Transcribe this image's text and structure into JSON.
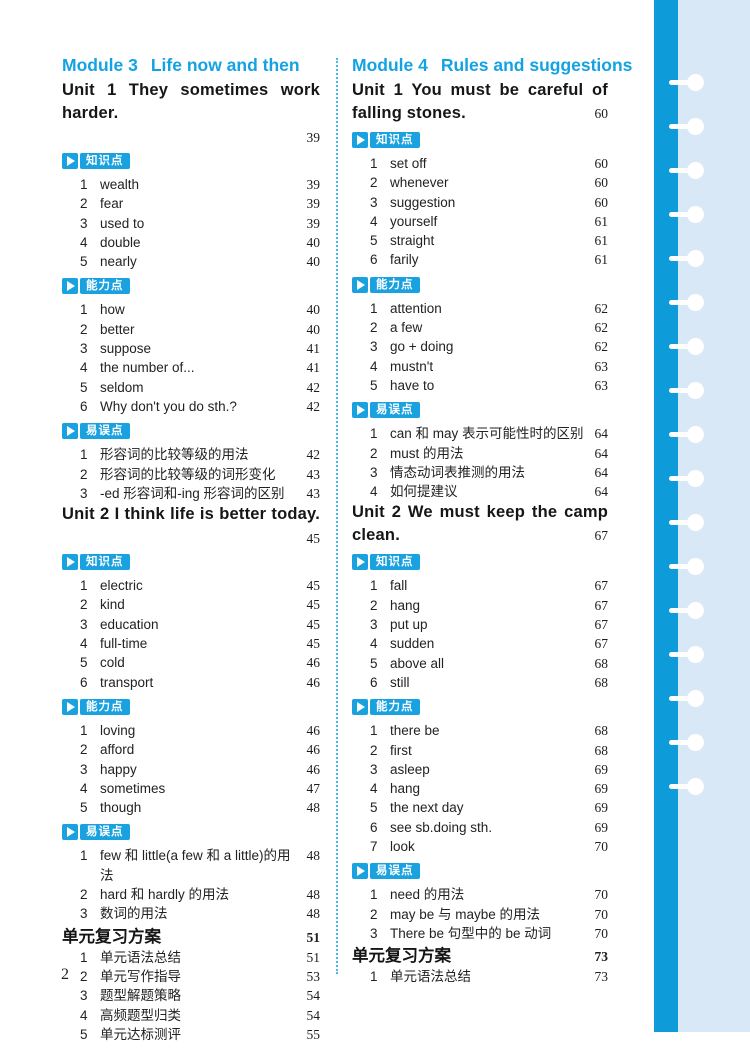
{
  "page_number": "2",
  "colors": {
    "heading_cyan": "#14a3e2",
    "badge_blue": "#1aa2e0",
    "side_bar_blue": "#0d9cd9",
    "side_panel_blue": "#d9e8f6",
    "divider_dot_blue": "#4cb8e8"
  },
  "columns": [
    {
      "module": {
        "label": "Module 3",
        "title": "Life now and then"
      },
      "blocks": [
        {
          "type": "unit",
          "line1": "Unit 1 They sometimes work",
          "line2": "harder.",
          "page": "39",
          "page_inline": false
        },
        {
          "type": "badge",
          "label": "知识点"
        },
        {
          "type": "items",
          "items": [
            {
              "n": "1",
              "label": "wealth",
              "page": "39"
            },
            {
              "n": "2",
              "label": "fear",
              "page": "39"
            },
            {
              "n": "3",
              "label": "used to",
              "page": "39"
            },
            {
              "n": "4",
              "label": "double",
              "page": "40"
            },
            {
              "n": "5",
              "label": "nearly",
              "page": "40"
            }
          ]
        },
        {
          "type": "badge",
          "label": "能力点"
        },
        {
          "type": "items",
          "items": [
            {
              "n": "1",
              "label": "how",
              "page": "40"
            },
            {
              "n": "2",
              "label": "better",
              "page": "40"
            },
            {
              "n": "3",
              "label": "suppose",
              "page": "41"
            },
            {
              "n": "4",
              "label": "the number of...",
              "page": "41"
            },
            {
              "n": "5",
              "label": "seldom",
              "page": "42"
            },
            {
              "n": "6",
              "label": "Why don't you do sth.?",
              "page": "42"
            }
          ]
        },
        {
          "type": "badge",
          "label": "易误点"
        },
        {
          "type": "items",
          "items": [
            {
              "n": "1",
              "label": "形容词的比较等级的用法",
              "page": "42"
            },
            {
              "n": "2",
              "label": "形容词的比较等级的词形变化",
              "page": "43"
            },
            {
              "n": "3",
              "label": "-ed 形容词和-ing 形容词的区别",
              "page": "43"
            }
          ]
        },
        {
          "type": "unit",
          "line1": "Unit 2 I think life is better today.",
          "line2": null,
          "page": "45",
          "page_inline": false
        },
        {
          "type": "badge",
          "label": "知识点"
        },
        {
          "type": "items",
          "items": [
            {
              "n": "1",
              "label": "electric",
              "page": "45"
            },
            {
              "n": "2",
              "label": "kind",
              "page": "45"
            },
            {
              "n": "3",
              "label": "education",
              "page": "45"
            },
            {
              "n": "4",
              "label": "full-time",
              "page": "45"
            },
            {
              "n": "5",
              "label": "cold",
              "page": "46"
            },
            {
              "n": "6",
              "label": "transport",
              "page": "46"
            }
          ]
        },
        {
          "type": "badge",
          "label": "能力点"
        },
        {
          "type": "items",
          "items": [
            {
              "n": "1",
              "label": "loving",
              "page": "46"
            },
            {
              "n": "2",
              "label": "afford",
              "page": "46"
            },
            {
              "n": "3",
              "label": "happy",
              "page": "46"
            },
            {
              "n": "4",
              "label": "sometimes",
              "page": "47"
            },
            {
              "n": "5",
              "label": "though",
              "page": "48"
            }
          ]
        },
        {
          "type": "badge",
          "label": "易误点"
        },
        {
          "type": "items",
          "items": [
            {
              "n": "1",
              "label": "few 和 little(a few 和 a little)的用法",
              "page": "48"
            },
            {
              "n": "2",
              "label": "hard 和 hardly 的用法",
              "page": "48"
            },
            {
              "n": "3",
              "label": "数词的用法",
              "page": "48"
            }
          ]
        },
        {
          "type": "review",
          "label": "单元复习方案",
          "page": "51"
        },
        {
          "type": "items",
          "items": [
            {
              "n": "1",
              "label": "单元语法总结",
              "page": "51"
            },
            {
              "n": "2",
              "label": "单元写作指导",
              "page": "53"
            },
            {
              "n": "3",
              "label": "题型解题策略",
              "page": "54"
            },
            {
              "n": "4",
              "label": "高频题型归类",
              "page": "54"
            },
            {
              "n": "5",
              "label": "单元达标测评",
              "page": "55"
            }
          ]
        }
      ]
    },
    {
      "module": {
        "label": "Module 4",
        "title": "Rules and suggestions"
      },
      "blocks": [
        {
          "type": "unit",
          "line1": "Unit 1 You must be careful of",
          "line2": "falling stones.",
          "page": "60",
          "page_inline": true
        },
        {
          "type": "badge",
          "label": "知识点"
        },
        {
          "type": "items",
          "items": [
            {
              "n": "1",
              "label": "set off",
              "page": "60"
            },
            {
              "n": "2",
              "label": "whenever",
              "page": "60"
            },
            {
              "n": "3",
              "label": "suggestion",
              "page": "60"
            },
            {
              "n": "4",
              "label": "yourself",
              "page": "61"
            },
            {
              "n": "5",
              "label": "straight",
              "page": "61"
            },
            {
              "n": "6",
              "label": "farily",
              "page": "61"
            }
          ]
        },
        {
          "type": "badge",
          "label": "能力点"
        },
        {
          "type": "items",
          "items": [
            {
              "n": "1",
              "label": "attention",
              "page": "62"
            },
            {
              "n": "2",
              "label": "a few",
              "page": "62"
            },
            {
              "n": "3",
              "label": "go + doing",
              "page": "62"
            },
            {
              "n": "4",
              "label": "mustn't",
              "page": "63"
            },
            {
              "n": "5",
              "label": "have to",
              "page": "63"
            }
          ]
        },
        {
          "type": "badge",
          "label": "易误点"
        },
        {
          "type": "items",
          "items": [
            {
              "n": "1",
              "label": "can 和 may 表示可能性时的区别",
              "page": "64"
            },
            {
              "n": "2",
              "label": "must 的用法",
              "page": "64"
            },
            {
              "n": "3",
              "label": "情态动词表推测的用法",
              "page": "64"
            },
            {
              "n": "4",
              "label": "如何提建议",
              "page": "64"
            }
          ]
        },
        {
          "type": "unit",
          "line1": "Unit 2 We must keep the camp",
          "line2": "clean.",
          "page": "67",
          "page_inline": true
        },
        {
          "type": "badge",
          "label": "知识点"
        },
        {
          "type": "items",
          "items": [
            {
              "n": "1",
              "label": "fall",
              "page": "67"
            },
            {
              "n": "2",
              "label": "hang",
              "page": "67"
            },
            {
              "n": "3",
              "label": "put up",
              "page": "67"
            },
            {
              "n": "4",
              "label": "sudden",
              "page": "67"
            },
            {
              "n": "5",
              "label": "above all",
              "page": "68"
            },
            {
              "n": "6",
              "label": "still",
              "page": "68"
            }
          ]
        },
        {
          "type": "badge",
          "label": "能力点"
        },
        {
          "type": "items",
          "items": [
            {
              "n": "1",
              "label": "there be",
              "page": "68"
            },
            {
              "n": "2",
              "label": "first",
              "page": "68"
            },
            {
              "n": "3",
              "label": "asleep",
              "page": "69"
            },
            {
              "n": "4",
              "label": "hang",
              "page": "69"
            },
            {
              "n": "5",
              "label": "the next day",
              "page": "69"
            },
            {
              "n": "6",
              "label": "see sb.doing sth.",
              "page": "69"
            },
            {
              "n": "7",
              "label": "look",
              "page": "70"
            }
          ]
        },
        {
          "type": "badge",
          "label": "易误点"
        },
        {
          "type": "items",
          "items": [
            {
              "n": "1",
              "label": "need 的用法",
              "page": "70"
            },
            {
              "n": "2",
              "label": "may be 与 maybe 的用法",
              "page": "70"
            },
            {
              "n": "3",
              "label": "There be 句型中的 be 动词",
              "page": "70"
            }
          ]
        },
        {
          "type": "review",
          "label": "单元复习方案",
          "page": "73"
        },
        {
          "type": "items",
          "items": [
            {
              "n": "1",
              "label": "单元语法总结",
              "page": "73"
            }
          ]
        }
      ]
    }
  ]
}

_Goal:_ Restate each line of the records exactly; pictures do not belong in the copy.

_Answer to this problem:_
Transcribe this image's text and structure into JSON.
{
  "page_number": "2",
  "colors": {
    "heading_cyan": "#14a3e2",
    "badge_blue": "#1aa2e0",
    "side_bar_blue": "#0d9cd9",
    "side_panel_blue": "#d9e8f6",
    "divider_dot_blue": "#4cb8e8"
  },
  "columns": [
    {
      "module": {
        "label": "Module 3",
        "title": "Life now and then"
      },
      "blocks": [
        {
          "type": "unit",
          "line1": "Unit 1 They sometimes work",
          "line2": "harder.",
          "page": "39",
          "page_inline": false
        },
        {
          "type": "badge",
          "label": "知识点"
        },
        {
          "type": "items",
          "items": [
            {
              "n": "1",
              "label": "wealth",
              "page": "39"
            },
            {
              "n": "2",
              "label": "fear",
              "page": "39"
            },
            {
              "n": "3",
              "label": "used to",
              "page": "39"
            },
            {
              "n": "4",
              "label": "double",
              "page": "40"
            },
            {
              "n": "5",
              "label": "nearly",
              "page": "40"
            }
          ]
        },
        {
          "type": "badge",
          "label": "能力点"
        },
        {
          "type": "items",
          "items": [
            {
              "n": "1",
              "label": "how",
              "page": "40"
            },
            {
              "n": "2",
              "label": "better",
              "page": "40"
            },
            {
              "n": "3",
              "label": "suppose",
              "page": "41"
            },
            {
              "n": "4",
              "label": "the number of...",
              "page": "41"
            },
            {
              "n": "5",
              "label": "seldom",
              "page": "42"
            },
            {
              "n": "6",
              "label": "Why don't you do sth.?",
              "page": "42"
            }
          ]
        },
        {
          "type": "badge",
          "label": "易误点"
        },
        {
          "type": "items",
          "items": [
            {
              "n": "1",
              "label": "形容词的比较等级的用法",
              "page": "42"
            },
            {
              "n": "2",
              "label": "形容词的比较等级的词形变化",
              "page": "43"
            },
            {
              "n": "3",
              "label": "-ed 形容词和-ing 形容词的区别",
              "page": "43"
            }
          ]
        },
        {
          "type": "unit",
          "line1": "Unit 2 I think life is better today.",
          "line2": null,
          "page": "45",
          "page_inline": false
        },
        {
          "type": "badge",
          "label": "知识点"
        },
        {
          "type": "items",
          "items": [
            {
              "n": "1",
              "label": "electric",
              "page": "45"
            },
            {
              "n": "2",
              "label": "kind",
              "page": "45"
            },
            {
              "n": "3",
              "label": "education",
              "page": "45"
            },
            {
              "n": "4",
              "label": "full-time",
              "page": "45"
            },
            {
              "n": "5",
              "label": "cold",
              "page": "46"
            },
            {
              "n": "6",
              "label": "transport",
              "page": "46"
            }
          ]
        },
        {
          "type": "badge",
          "label": "能力点"
        },
        {
          "type": "items",
          "items": [
            {
              "n": "1",
              "label": "loving",
              "page": "46"
            },
            {
              "n": "2",
              "label": "afford",
              "page": "46"
            },
            {
              "n": "3",
              "label": "happy",
              "page": "46"
            },
            {
              "n": "4",
              "label": "sometimes",
              "page": "47"
            },
            {
              "n": "5",
              "label": "though",
              "page": "48"
            }
          ]
        },
        {
          "type": "badge",
          "label": "易误点"
        },
        {
          "type": "items",
          "items": [
            {
              "n": "1",
              "label": "few 和 little(a few 和 a little)的用法",
              "page": "48"
            },
            {
              "n": "2",
              "label": "hard 和 hardly 的用法",
              "page": "48"
            },
            {
              "n": "3",
              "label": "数词的用法",
              "page": "48"
            }
          ]
        },
        {
          "type": "review",
          "label": "单元复习方案",
          "page": "51"
        },
        {
          "type": "items",
          "items": [
            {
              "n": "1",
              "label": "单元语法总结",
              "page": "51"
            },
            {
              "n": "2",
              "label": "单元写作指导",
              "page": "53"
            },
            {
              "n": "3",
              "label": "题型解题策略",
              "page": "54"
            },
            {
              "n": "4",
              "label": "高频题型归类",
              "page": "54"
            },
            {
              "n": "5",
              "label": "单元达标测评",
              "page": "55"
            }
          ]
        }
      ]
    },
    {
      "module": {
        "label": "Module 4",
        "title": "Rules and suggestions"
      },
      "blocks": [
        {
          "type": "unit",
          "line1": "Unit 1 You must be careful of",
          "line2": "falling stones.",
          "page": "60",
          "page_inline": true
        },
        {
          "type": "badge",
          "label": "知识点"
        },
        {
          "type": "items",
          "items": [
            {
              "n": "1",
              "label": "set off",
              "page": "60"
            },
            {
              "n": "2",
              "label": "whenever",
              "page": "60"
            },
            {
              "n": "3",
              "label": "suggestion",
              "page": "60"
            },
            {
              "n": "4",
              "label": "yourself",
              "page": "61"
            },
            {
              "n": "5",
              "label": "straight",
              "page": "61"
            },
            {
              "n": "6",
              "label": "farily",
              "page": "61"
            }
          ]
        },
        {
          "type": "badge",
          "label": "能力点"
        },
        {
          "type": "items",
          "items": [
            {
              "n": "1",
              "label": "attention",
              "page": "62"
            },
            {
              "n": "2",
              "label": "a few",
              "page": "62"
            },
            {
              "n": "3",
              "label": "go + doing",
              "page": "62"
            },
            {
              "n": "4",
              "label": "mustn't",
              "page": "63"
            },
            {
              "n": "5",
              "label": "have to",
              "page": "63"
            }
          ]
        },
        {
          "type": "badge",
          "label": "易误点"
        },
        {
          "type": "items",
          "items": [
            {
              "n": "1",
              "label": "can 和 may 表示可能性时的区别",
              "page": "64"
            },
            {
              "n": "2",
              "label": "must 的用法",
              "page": "64"
            },
            {
              "n": "3",
              "label": "情态动词表推测的用法",
              "page": "64"
            },
            {
              "n": "4",
              "label": "如何提建议",
              "page": "64"
            }
          ]
        },
        {
          "type": "unit",
          "line1": "Unit 2 We must keep the camp",
          "line2": "clean.",
          "page": "67",
          "page_inline": true
        },
        {
          "type": "badge",
          "label": "知识点"
        },
        {
          "type": "items",
          "items": [
            {
              "n": "1",
              "label": "fall",
              "page": "67"
            },
            {
              "n": "2",
              "label": "hang",
              "page": "67"
            },
            {
              "n": "3",
              "label": "put up",
              "page": "67"
            },
            {
              "n": "4",
              "label": "sudden",
              "page": "67"
            },
            {
              "n": "5",
              "label": "above all",
              "page": "68"
            },
            {
              "n": "6",
              "label": "still",
              "page": "68"
            }
          ]
        },
        {
          "type": "badge",
          "label": "能力点"
        },
        {
          "type": "items",
          "items": [
            {
              "n": "1",
              "label": "there be",
              "page": "68"
            },
            {
              "n": "2",
              "label": "first",
              "page": "68"
            },
            {
              "n": "3",
              "label": "asleep",
              "page": "69"
            },
            {
              "n": "4",
              "label": "hang",
              "page": "69"
            },
            {
              "n": "5",
              "label": "the next day",
              "page": "69"
            },
            {
              "n": "6",
              "label": "see sb.doing sth.",
              "page": "69"
            },
            {
              "n": "7",
              "label": "look",
              "page": "70"
            }
          ]
        },
        {
          "type": "badge",
          "label": "易误点"
        },
        {
          "type": "items",
          "items": [
            {
              "n": "1",
              "label": "need 的用法",
              "page": "70"
            },
            {
              "n": "2",
              "label": "may be 与 maybe 的用法",
              "page": "70"
            },
            {
              "n": "3",
              "label": "There be 句型中的 be 动词",
              "page": "70"
            }
          ]
        },
        {
          "type": "review",
          "label": "单元复习方案",
          "page": "73"
        },
        {
          "type": "items",
          "items": [
            {
              "n": "1",
              "label": "单元语法总结",
              "page": "73"
            }
          ]
        }
      ]
    }
  ]
}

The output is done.